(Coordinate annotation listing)
..........

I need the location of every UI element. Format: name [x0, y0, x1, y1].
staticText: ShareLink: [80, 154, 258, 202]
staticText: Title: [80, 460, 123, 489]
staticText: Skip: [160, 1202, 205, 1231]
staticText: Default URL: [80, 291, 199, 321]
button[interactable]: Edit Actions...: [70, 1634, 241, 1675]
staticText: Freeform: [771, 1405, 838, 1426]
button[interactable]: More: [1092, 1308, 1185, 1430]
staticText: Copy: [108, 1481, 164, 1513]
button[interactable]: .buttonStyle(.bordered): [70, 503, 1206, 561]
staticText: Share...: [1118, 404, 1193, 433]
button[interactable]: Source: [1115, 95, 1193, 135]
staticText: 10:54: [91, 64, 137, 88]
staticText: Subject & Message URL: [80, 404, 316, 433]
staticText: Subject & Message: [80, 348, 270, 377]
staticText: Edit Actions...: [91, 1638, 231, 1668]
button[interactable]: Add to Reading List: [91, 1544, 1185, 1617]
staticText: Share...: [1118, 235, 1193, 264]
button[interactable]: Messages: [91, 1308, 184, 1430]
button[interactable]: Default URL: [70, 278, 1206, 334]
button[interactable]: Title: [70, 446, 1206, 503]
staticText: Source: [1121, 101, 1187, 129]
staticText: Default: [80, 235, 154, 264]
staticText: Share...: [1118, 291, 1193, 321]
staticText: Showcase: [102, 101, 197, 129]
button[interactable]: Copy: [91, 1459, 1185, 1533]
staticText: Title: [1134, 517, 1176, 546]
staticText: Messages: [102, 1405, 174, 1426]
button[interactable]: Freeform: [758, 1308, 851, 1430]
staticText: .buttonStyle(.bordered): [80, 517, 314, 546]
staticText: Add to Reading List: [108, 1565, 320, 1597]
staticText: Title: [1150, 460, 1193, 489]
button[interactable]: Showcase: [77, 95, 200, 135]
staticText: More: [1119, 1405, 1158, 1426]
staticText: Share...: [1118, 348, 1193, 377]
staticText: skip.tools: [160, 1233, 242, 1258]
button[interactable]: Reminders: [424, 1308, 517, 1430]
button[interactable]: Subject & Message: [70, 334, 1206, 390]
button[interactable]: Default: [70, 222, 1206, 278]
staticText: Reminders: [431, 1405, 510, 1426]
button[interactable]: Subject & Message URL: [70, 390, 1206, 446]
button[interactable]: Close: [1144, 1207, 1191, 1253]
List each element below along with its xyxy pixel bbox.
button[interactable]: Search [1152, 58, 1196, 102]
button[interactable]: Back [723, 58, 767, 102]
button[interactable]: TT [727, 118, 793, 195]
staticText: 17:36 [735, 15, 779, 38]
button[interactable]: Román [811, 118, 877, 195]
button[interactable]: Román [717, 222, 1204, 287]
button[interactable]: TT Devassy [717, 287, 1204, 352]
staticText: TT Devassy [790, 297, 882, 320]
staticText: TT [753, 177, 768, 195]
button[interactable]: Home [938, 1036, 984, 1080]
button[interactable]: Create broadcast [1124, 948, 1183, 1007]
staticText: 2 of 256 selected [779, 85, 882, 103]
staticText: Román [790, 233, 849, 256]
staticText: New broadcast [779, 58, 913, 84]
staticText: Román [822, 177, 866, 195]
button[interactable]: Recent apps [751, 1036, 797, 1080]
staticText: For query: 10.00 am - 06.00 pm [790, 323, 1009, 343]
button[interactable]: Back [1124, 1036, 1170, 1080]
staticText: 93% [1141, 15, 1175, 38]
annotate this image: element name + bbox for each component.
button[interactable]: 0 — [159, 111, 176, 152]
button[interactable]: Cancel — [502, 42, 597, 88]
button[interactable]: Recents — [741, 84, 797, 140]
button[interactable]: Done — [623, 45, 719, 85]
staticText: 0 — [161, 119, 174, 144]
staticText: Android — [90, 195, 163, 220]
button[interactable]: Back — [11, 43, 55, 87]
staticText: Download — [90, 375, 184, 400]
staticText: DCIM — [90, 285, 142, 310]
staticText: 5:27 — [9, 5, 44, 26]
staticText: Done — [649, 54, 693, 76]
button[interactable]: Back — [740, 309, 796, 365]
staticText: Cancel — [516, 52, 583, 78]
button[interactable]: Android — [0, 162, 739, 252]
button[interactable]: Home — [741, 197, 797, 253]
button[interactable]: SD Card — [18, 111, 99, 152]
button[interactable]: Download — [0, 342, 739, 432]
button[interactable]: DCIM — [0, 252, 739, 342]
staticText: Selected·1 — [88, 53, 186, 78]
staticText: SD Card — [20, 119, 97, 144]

..........

§ CHALLENGE
Write out every line of the listing above exactly as it appears, from the first line to the last.

§ RESULT
I need the location of every UI element. Format: name [x0, y0, x1, y1].
staticText: ShareLink: [80, 154, 258, 202]
staticText: Title: [80, 460, 123, 489]
staticText: Skip: [160, 1202, 205, 1231]
staticText: Default URL: [80, 291, 199, 321]
button[interactable]: Edit Actions...: [70, 1634, 241, 1675]
staticText: Freeform: [771, 1405, 838, 1426]
button[interactable]: More: [1092, 1308, 1185, 1430]
staticText: Copy: [108, 1481, 164, 1513]
button[interactable]: .buttonStyle(.bordered): [70, 503, 1206, 561]
staticText: Share...: [1118, 404, 1193, 433]
button[interactable]: Source: [1115, 95, 1193, 135]
staticText: 10:54: [91, 64, 137, 88]
staticText: Subject & Message URL: [80, 404, 316, 433]
staticText: Subject & Message: [80, 348, 270, 377]
staticText: Edit Actions...: [91, 1638, 231, 1668]
button[interactable]: Add to Reading List: [91, 1544, 1185, 1617]
staticText: Share...: [1118, 235, 1193, 264]
button[interactable]: Messages: [91, 1308, 184, 1430]
button[interactable]: Default URL: [70, 278, 1206, 334]
button[interactable]: Title: [70, 446, 1206, 503]
staticText: Source: [1121, 101, 1187, 129]
staticText: Default: [80, 235, 154, 264]
staticText: Share...: [1118, 291, 1193, 321]
staticText: Showcase: [102, 101, 197, 129]
button[interactable]: Copy: [91, 1459, 1185, 1533]
staticText: Title: [1134, 517, 1176, 546]
staticText: Messages: [102, 1405, 174, 1426]
button[interactable]: Freeform: [758, 1308, 851, 1430]
staticText: .buttonStyle(.bordered): [80, 517, 314, 546]
staticText: Add to Reading List: [108, 1565, 320, 1597]
staticText: Title: [1150, 460, 1193, 489]
button[interactable]: Showcase: [77, 95, 200, 135]
staticText: More: [1119, 1405, 1158, 1426]
staticText: Share...: [1118, 348, 1193, 377]
staticText: skip.tools: [160, 1233, 242, 1258]
button[interactable]: Reminders: [424, 1308, 517, 1430]
button[interactable]: Subject & Message: [70, 334, 1206, 390]
button[interactable]: Default: [70, 222, 1206, 278]
staticText: Reminders: [431, 1405, 510, 1426]
button[interactable]: Subject & Message URL: [70, 390, 1206, 446]
button[interactable]: Close: [1144, 1207, 1191, 1253]
List each element below along with its xyxy pixel bbox.
button[interactable]: Search [1152, 58, 1196, 102]
button[interactable]: Back [723, 58, 767, 102]
button[interactable]: TT [727, 118, 793, 195]
staticText: 17:36 [735, 15, 779, 38]
button[interactable]: Román [811, 118, 877, 195]
button[interactable]: Román [717, 222, 1204, 287]
button[interactable]: TT Devassy [717, 287, 1204, 352]
staticText: TT Devassy [790, 297, 882, 320]
staticText: TT [753, 177, 768, 195]
button[interactable]: Home [938, 1036, 984, 1080]
button[interactable]: Create broadcast [1124, 948, 1183, 1007]
staticText: 2 of 256 selected [779, 85, 882, 103]
staticText: Román [790, 233, 849, 256]
staticText: New broadcast [779, 58, 913, 84]
staticText: Román [822, 177, 866, 195]
button[interactable]: Recent apps [751, 1036, 797, 1080]
staticText: For query: 10.00 am - 06.00 pm [790, 323, 1009, 343]
button[interactable]: Back [1124, 1036, 1170, 1080]
staticText: 93% [1141, 15, 1175, 38]
annotate this image: element name + bbox for each component.
button[interactable]: 0 — [159, 111, 176, 152]
button[interactable]: Cancel — [502, 42, 597, 88]
button[interactable]: Recents — [741, 84, 797, 140]
button[interactable]: Done — [623, 45, 719, 85]
staticText: 0 — [161, 119, 174, 144]
staticText: Android — [90, 195, 163, 220]
button[interactable]: Back — [11, 43, 55, 87]
staticText: Download — [90, 375, 184, 400]
staticText: DCIM — [90, 285, 142, 310]
staticText: 5:27 — [9, 5, 44, 26]
staticText: Done — [649, 54, 693, 76]
button[interactable]: Back — [740, 309, 796, 365]
staticText: Cancel — [516, 52, 583, 78]
button[interactable]: Android — [0, 162, 739, 252]
button[interactable]: Home — [741, 197, 797, 253]
button[interactable]: SD Card — [18, 111, 99, 152]
button[interactable]: Download — [0, 342, 739, 432]
button[interactable]: DCIM — [0, 252, 739, 342]
staticText: Selected·1 — [88, 53, 186, 78]
staticText: SD Card — [20, 119, 97, 144]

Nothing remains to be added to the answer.